**** Page text ****
Ancient Worlds. Greeks, Etruscans and Romans

 

Ausstellung Antike Welten: Münze | ©Topoi

Since 2014, the Berliner Antikensammlung has showed its newly conceived Greek art exhibition on the main floor of the Altes Museum. The exhibition features a room dedicated entirely to Greek coins and presenting, via a special exhibition display case, a Topoi project on numismatics: C-II Images / Topoi 1.

Greek coinage plays a special role in Antiquity beside their meaning as currency: they display the reproduction of spaces and places.
****
### Exercise tasks
1/ Please decide whether each statement agrees with the exhibition text, answering yes or no and quoting the words that settle it. (a) The exhibition is on the main floor of the Altes Museum. (b) Greek coins are spread across several rooms. (c) The exhibition has been shown since 2010.
2/ Rewrite the stretch of the exhibition text from "Since 2014, the" through "Images / Topoi 1.", renaming "Altes Museum" as "Neues Museum".
The items after this point aren't needed.
**** Stored rows ****
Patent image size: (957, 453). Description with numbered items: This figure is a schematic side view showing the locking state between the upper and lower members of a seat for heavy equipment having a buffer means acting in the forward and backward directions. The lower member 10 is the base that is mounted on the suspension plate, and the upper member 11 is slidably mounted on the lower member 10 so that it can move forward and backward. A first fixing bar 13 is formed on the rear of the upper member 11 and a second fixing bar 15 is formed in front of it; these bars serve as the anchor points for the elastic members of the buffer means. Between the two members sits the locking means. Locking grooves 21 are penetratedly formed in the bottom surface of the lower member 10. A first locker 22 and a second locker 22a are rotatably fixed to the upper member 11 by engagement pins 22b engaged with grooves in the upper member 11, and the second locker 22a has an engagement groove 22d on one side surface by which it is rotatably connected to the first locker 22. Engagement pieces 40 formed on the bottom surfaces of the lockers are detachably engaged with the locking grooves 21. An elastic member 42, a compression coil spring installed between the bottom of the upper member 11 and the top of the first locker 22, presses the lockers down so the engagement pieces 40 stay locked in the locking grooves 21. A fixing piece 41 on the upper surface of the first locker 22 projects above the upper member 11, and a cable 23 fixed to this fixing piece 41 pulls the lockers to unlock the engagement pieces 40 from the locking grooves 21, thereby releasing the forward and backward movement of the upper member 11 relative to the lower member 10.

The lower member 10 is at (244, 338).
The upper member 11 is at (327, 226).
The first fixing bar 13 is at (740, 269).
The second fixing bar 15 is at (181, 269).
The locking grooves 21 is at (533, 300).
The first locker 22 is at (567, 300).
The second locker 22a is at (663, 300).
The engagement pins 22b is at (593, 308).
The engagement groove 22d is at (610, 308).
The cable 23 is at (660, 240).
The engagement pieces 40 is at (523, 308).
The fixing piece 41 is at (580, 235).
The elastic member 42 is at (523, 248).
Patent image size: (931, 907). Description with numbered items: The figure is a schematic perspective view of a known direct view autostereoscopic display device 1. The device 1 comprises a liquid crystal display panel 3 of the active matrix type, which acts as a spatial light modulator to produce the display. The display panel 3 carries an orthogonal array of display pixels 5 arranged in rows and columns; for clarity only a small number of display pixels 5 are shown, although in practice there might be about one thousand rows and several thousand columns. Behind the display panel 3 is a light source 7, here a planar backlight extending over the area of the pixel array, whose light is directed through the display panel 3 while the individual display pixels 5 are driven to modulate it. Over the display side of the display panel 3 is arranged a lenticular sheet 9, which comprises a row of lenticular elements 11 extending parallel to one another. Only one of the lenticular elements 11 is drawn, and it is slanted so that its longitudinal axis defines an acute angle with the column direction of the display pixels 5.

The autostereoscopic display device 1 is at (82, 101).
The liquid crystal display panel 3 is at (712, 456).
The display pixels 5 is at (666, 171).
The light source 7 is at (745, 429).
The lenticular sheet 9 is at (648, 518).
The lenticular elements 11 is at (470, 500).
****
### Final results
1/
(a) Yes: "on the main floor of the Altes Museum"
(b) No: "a room dedicated entirely to Greek coins"
(c) No: "Since 2014"

2/
Since 2014, the Berliner Antikensammlung has showed its newly conceived Greek art exhibition on the main floor of the Neues Museum. The exhibition features a room dedicated entirely to Greek coins and presenting, via a special exhibition display case, a Topoi project on numismatics: C-II Images / Topoi 1.